══ Material for this exercise
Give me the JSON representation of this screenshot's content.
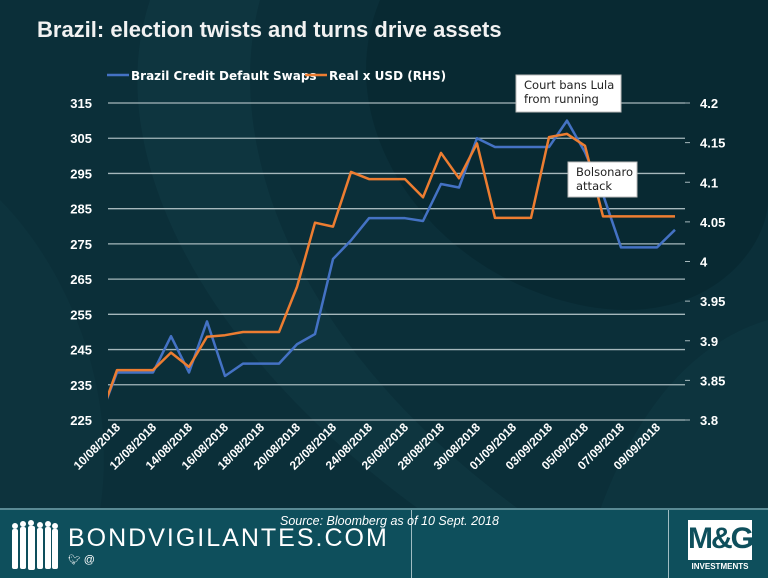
{
  "title": "Brazil: election twists and turns drive assets",
  "footer": {
    "brand": "BONDVIGILANTES.COM",
    "social": "@",
    "source": "Source: Bloomberg as of 10 Sept. 2018",
    "logo_text": "M&G",
    "logo_sub": "INVESTMENTS"
  },
  "colors": {
    "background": "#0b2f39",
    "footer": "#0e4f5c",
    "cds": "#4472c4",
    "brl": "#ed7d31",
    "grid": "#a6b8bc"
  },
  "chart_data": {
    "type": "line",
    "title": "Brazil: election twists and turns drive assets",
    "x": [
      "09/08/2018",
      "10/08/2018",
      "11/08/2018",
      "12/08/2018",
      "13/08/2018",
      "14/08/2018",
      "15/08/2018",
      "16/08/2018",
      "17/08/2018",
      "18/08/2018",
      "19/08/2018",
      "20/08/2018",
      "21/08/2018",
      "22/08/2018",
      "23/08/2018",
      "24/08/2018",
      "25/08/2018",
      "26/08/2018",
      "27/08/2018",
      "28/08/2018",
      "29/08/2018",
      "30/08/2018",
      "31/08/2018",
      "01/09/2018",
      "02/09/2018",
      "03/09/2018",
      "04/09/2018",
      "05/09/2018",
      "06/09/2018",
      "07/09/2018",
      "08/09/2018",
      "09/09/2018",
      "10/09/2018",
      "11/09/2018"
    ],
    "x_tick_labels": [
      "10/08/2018",
      "12/08/2018",
      "14/08/2018",
      "16/08/2018",
      "18/08/2018",
      "20/08/2018",
      "22/08/2018",
      "24/08/2018",
      "26/08/2018",
      "28/08/2018",
      "30/08/2018",
      "01/09/2018",
      "03/09/2018",
      "05/09/2018",
      "07/09/2018",
      "09/09/2018"
    ],
    "series": [
      {
        "name": "Brazil Credit Default Swaps",
        "axis": "left",
        "color": "#4472c4",
        "values": [
          225,
          238.5,
          238.5,
          238.5,
          248.8,
          238.5,
          253,
          237.5,
          241,
          241,
          241,
          246.5,
          249.4,
          270.7,
          276,
          282.3,
          282.3,
          282.3,
          281.5,
          292,
          291,
          305,
          302.5,
          302.5,
          302.5,
          302.5,
          310,
          301,
          289,
          274,
          274,
          274,
          279,
          null
        ]
      },
      {
        "name": "Real x USD (RHS)",
        "axis": "right",
        "color": "#ed7d31",
        "values": [
          3.8,
          3.863,
          3.863,
          3.863,
          3.885,
          3.867,
          3.905,
          3.907,
          3.911,
          3.911,
          3.911,
          3.968,
          4.049,
          4.044,
          4.113,
          4.104,
          4.104,
          4.104,
          4.081,
          4.137,
          4.105,
          4.149,
          4.055,
          4.055,
          4.055,
          4.157,
          4.161,
          4.146,
          4.057,
          4.057,
          4.057,
          4.057,
          4.057,
          null
        ]
      }
    ],
    "y_left": {
      "min": 225,
      "max": 315,
      "ticks": [
        225,
        235,
        245,
        255,
        265,
        275,
        285,
        295,
        305,
        315
      ]
    },
    "y_right": {
      "min": 3.8,
      "max": 4.2,
      "ticks": [
        "3.8",
        "3.85",
        "3.9",
        "3.95",
        "4",
        "4.05",
        "4.1",
        "4.15",
        "4.2"
      ]
    },
    "grid": true,
    "legend_placement": "top",
    "annotations": [
      {
        "text_lines": [
          "Court bans Lula",
          "from running"
        ],
        "date": "05/09/2018"
      },
      {
        "text_lines": [
          "Bolsonaro",
          "attack"
        ],
        "date": "06/09/2018"
      }
    ]
  }
}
════
What to produce
Leaving all pictures aside, quote each record exactly.

Problem solution
Give me the JSON representation of this screenshot's content.
{
  "title": "Brazil: election twists and turns drive assets",
  "footer": {
    "brand": "BONDVIGILANTES.COM",
    "social": "@",
    "source": "Source: Bloomberg as of 10 Sept. 2018",
    "logo_text": "M&G",
    "logo_sub": "INVESTMENTS"
  },
  "colors": {
    "background": "#0b2f39",
    "footer": "#0e4f5c",
    "cds": "#4472c4",
    "brl": "#ed7d31",
    "grid": "#a6b8bc"
  },
  "chart_data": {
    "type": "line",
    "title": "Brazil: election twists and turns drive assets",
    "x": [
      "09/08/2018",
      "10/08/2018",
      "11/08/2018",
      "12/08/2018",
      "13/08/2018",
      "14/08/2018",
      "15/08/2018",
      "16/08/2018",
      "17/08/2018",
      "18/08/2018",
      "19/08/2018",
      "20/08/2018",
      "21/08/2018",
      "22/08/2018",
      "23/08/2018",
      "24/08/2018",
      "25/08/2018",
      "26/08/2018",
      "27/08/2018",
      "28/08/2018",
      "29/08/2018",
      "30/08/2018",
      "31/08/2018",
      "01/09/2018",
      "02/09/2018",
      "03/09/2018",
      "04/09/2018",
      "05/09/2018",
      "06/09/2018",
      "07/09/2018",
      "08/09/2018",
      "09/09/2018",
      "10/09/2018",
      "11/09/2018"
    ],
    "x_tick_labels": [
      "10/08/2018",
      "12/08/2018",
      "14/08/2018",
      "16/08/2018",
      "18/08/2018",
      "20/08/2018",
      "22/08/2018",
      "24/08/2018",
      "26/08/2018",
      "28/08/2018",
      "30/08/2018",
      "01/09/2018",
      "03/09/2018",
      "05/09/2018",
      "07/09/2018",
      "09/09/2018"
    ],
    "series": [
      {
        "name": "Brazil Credit Default Swaps",
        "axis": "left",
        "color": "#4472c4",
        "values": [
          225,
          238.5,
          238.5,
          238.5,
          248.8,
          238.5,
          253,
          237.5,
          241,
          241,
          241,
          246.5,
          249.4,
          270.7,
          276,
          282.3,
          282.3,
          282.3,
          281.5,
          292,
          291,
          305,
          302.5,
          302.5,
          302.5,
          302.5,
          310,
          301,
          289,
          274,
          274,
          274,
          279,
          null
        ]
      },
      {
        "name": "Real x USD (RHS)",
        "axis": "right",
        "color": "#ed7d31",
        "values": [
          3.8,
          3.863,
          3.863,
          3.863,
          3.885,
          3.867,
          3.905,
          3.907,
          3.911,
          3.911,
          3.911,
          3.968,
          4.049,
          4.044,
          4.113,
          4.104,
          4.104,
          4.104,
          4.081,
          4.137,
          4.105,
          4.149,
          4.055,
          4.055,
          4.055,
          4.157,
          4.161,
          4.146,
          4.057,
          4.057,
          4.057,
          4.057,
          4.057,
          null
        ]
      }
    ],
    "y_left": {
      "min": 225,
      "max": 315,
      "ticks": [
        225,
        235,
        245,
        255,
        265,
        275,
        285,
        295,
        305,
        315
      ]
    },
    "y_right": {
      "min": 3.8,
      "max": 4.2,
      "ticks": [
        "3.8",
        "3.85",
        "3.9",
        "3.95",
        "4",
        "4.05",
        "4.1",
        "4.15",
        "4.2"
      ]
    },
    "grid": true,
    "legend_placement": "top",
    "annotations": [
      {
        "text_lines": [
          "Court bans Lula",
          "from running"
        ],
        "date": "05/09/2018"
      },
      {
        "text_lines": [
          "Bolsonaro",
          "attack"
        ],
        "date": "06/09/2018"
      }
    ]
  }
}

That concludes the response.